Supplied data
## begin

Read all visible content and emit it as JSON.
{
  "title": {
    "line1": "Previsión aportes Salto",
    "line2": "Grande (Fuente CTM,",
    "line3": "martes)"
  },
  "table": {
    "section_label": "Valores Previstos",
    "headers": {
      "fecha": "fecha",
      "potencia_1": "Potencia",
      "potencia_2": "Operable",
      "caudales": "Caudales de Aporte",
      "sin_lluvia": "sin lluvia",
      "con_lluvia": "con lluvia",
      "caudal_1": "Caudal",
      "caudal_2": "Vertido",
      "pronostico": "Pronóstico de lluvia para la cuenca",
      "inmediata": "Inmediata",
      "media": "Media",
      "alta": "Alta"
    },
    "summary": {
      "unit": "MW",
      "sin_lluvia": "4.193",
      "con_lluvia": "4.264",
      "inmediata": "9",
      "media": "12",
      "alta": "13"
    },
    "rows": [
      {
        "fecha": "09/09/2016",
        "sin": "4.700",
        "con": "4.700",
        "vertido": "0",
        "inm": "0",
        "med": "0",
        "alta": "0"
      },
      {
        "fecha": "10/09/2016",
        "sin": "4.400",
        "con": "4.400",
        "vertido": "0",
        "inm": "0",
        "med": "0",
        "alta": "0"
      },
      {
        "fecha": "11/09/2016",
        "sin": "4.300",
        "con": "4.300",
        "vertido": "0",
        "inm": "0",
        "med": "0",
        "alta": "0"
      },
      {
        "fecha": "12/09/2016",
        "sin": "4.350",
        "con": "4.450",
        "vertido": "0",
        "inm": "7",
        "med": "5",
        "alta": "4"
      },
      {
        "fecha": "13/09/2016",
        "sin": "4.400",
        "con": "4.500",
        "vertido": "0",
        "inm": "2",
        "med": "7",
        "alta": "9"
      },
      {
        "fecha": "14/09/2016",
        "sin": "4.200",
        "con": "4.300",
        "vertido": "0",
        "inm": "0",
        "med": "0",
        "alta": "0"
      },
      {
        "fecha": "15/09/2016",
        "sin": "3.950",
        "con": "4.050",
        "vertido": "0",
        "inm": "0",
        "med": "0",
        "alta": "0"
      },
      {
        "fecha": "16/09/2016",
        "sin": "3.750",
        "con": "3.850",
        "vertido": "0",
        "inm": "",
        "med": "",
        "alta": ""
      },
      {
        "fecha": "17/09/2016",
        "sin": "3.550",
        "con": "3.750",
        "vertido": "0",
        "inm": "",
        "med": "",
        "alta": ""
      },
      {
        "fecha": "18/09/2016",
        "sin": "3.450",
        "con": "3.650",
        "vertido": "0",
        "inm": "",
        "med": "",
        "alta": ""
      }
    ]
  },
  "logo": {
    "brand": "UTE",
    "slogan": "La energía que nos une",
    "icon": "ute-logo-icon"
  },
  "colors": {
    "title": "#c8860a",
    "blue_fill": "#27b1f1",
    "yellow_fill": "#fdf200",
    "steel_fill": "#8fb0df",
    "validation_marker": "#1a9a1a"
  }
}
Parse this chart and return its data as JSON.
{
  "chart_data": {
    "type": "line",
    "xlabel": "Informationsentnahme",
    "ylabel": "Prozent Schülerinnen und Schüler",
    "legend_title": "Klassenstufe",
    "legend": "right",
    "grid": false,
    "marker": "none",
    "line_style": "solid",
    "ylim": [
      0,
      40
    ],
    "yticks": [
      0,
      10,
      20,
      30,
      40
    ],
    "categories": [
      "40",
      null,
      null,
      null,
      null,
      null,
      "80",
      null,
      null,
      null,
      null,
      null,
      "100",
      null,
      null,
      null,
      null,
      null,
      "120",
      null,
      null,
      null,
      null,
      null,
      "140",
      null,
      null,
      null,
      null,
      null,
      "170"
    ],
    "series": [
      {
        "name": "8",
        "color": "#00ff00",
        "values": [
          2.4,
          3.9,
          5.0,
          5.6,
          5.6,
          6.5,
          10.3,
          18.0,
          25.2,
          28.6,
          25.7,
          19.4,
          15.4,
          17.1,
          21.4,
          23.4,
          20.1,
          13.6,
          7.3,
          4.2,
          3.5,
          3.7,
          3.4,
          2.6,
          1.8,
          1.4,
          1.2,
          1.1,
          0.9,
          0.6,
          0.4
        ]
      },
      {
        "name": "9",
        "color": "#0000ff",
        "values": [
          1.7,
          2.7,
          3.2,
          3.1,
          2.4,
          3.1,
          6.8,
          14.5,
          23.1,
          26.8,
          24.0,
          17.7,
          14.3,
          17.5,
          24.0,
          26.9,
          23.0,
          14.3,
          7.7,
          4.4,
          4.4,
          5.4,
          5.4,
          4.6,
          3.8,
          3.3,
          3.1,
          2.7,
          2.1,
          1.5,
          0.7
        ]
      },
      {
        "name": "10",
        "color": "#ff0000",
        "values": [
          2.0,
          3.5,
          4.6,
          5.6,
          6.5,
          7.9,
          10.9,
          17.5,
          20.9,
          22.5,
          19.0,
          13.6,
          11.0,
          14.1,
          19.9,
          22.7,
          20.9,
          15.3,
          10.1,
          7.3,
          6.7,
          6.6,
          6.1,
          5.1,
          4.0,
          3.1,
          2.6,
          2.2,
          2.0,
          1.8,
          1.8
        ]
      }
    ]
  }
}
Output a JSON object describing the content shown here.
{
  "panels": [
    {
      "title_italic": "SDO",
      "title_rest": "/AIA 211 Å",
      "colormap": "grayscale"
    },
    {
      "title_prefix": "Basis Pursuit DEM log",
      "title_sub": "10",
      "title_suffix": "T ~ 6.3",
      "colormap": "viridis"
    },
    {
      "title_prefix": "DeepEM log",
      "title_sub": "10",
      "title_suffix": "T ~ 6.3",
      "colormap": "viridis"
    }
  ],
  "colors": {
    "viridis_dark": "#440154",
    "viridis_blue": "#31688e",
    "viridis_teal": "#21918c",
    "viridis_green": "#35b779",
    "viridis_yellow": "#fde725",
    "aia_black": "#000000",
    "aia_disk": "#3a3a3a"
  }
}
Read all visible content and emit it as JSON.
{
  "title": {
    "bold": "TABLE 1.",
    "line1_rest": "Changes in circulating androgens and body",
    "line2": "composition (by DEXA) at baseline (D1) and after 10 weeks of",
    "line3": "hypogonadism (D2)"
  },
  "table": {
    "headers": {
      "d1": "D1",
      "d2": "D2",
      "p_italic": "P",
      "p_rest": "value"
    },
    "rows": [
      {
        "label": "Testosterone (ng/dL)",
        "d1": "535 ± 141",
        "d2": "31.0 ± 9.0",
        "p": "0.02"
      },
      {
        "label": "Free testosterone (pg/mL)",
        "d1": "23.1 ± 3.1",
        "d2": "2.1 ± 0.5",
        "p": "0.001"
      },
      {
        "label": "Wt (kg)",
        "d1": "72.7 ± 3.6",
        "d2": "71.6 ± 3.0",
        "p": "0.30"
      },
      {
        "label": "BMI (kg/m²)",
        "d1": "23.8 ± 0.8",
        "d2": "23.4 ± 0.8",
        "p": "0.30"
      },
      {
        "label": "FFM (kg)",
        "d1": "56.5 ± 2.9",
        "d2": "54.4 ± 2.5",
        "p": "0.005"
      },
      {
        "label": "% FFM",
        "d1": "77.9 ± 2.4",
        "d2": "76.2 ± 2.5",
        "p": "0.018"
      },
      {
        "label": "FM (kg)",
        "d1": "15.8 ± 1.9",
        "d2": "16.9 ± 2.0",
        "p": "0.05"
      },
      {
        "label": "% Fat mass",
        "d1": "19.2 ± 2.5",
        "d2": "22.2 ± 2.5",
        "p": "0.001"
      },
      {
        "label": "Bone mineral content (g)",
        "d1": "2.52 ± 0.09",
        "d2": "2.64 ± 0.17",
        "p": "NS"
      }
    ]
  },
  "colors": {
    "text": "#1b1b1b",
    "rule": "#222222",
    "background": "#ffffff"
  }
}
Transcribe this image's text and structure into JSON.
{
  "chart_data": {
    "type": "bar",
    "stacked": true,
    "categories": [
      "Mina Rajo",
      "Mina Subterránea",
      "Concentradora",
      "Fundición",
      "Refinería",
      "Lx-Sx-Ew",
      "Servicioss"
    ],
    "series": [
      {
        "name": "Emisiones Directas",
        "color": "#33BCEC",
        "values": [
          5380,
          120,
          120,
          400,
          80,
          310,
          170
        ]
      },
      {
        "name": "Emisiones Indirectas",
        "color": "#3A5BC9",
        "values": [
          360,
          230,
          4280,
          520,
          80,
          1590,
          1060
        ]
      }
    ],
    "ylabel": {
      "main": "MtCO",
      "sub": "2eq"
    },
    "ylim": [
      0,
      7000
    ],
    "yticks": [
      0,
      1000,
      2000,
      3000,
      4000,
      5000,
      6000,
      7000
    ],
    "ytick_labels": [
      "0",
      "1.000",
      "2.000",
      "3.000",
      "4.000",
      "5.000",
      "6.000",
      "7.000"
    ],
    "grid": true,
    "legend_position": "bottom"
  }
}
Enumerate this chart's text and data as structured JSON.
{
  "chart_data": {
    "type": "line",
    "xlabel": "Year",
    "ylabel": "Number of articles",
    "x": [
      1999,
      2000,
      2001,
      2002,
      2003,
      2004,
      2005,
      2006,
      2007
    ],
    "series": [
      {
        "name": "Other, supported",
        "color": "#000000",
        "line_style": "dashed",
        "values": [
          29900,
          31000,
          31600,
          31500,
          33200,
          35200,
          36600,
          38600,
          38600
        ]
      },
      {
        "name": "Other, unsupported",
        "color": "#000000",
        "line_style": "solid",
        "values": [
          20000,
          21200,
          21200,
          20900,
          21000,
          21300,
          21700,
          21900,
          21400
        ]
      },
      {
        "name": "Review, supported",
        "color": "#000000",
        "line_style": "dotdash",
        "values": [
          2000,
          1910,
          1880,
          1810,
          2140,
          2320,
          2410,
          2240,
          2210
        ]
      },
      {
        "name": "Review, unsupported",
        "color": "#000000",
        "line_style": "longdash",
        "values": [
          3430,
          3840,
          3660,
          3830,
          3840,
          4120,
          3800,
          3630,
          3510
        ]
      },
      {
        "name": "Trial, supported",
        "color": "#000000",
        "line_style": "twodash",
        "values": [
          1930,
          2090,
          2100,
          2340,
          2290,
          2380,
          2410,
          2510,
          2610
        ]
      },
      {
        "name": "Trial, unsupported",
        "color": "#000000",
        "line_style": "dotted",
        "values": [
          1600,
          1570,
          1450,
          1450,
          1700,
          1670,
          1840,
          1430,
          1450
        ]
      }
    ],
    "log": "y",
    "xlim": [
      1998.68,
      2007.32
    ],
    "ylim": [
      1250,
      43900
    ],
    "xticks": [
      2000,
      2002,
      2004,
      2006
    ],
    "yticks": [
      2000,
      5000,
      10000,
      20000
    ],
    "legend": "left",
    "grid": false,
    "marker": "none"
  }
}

## end

Exercise aim
Identify the lines above with the word "Review". Copy them.

Solution for this problem
        "name": "Review, supported",
        "name": "Review, unsupported",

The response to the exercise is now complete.